▶ Records for this exercise:
________________________

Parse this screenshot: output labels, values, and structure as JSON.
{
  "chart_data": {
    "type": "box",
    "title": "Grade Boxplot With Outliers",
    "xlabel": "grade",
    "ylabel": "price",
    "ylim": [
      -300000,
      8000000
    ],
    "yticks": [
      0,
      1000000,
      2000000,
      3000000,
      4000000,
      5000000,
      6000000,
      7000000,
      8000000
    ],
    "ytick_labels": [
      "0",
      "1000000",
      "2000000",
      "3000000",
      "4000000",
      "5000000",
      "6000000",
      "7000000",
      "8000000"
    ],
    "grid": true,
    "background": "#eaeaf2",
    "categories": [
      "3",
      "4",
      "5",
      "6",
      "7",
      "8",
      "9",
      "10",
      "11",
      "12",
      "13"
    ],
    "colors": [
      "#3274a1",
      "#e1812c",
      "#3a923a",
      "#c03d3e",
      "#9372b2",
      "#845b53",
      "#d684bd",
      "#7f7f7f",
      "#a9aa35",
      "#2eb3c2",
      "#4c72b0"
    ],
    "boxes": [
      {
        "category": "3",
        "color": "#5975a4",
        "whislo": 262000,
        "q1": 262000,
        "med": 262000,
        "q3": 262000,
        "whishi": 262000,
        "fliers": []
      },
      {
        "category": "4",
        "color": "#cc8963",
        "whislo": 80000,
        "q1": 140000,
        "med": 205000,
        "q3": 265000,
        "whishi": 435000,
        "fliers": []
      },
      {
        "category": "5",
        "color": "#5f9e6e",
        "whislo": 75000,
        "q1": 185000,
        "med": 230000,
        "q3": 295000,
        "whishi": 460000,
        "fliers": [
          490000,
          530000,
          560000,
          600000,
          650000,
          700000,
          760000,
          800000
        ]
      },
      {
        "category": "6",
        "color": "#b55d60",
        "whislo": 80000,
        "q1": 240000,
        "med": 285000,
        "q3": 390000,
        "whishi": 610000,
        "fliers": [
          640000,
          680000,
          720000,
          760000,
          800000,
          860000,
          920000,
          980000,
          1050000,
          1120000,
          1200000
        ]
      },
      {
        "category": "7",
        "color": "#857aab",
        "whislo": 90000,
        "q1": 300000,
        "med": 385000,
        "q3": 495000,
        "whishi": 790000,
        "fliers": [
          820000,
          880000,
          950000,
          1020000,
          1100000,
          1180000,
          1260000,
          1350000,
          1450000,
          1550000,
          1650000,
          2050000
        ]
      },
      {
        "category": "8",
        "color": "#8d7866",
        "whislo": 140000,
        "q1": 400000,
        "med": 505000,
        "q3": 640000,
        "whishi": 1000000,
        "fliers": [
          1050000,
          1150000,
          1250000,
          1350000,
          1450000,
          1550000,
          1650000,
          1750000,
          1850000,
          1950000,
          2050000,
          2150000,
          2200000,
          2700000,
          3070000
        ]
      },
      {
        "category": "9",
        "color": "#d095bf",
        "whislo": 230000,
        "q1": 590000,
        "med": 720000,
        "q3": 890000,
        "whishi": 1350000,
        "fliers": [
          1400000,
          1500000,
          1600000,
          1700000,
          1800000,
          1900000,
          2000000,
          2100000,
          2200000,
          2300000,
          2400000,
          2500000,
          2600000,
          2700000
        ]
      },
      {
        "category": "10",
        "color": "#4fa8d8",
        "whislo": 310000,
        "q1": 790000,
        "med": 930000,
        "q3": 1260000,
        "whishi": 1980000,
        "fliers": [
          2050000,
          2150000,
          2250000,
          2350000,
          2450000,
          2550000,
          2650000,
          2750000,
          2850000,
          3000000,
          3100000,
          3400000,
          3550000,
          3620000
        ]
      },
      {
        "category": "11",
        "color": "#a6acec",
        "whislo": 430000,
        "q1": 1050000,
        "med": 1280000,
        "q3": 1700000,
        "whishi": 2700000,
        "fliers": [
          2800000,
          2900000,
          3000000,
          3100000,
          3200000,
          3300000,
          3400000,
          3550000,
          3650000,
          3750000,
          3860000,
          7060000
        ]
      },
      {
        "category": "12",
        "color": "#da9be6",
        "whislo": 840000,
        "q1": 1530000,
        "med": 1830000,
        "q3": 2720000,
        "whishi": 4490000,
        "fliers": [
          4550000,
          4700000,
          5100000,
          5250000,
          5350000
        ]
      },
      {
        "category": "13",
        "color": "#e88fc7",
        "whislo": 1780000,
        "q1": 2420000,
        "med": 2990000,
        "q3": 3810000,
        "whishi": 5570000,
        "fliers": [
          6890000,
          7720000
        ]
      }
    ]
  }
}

________________________

▶ Stated problem: Gather all lines from the listing above in which "whislo" occurs.

▶ Result:
        "whislo": 262000,
        "whislo": 80000,
        "whislo": 75000,
        "whislo": 80000,
        "whislo": 90000,
        "whislo": 140000,
        "whislo": 230000,
        "whislo": 310000,
        "whislo": 430000,
        "whislo": 840000,
        "whislo": 1780000,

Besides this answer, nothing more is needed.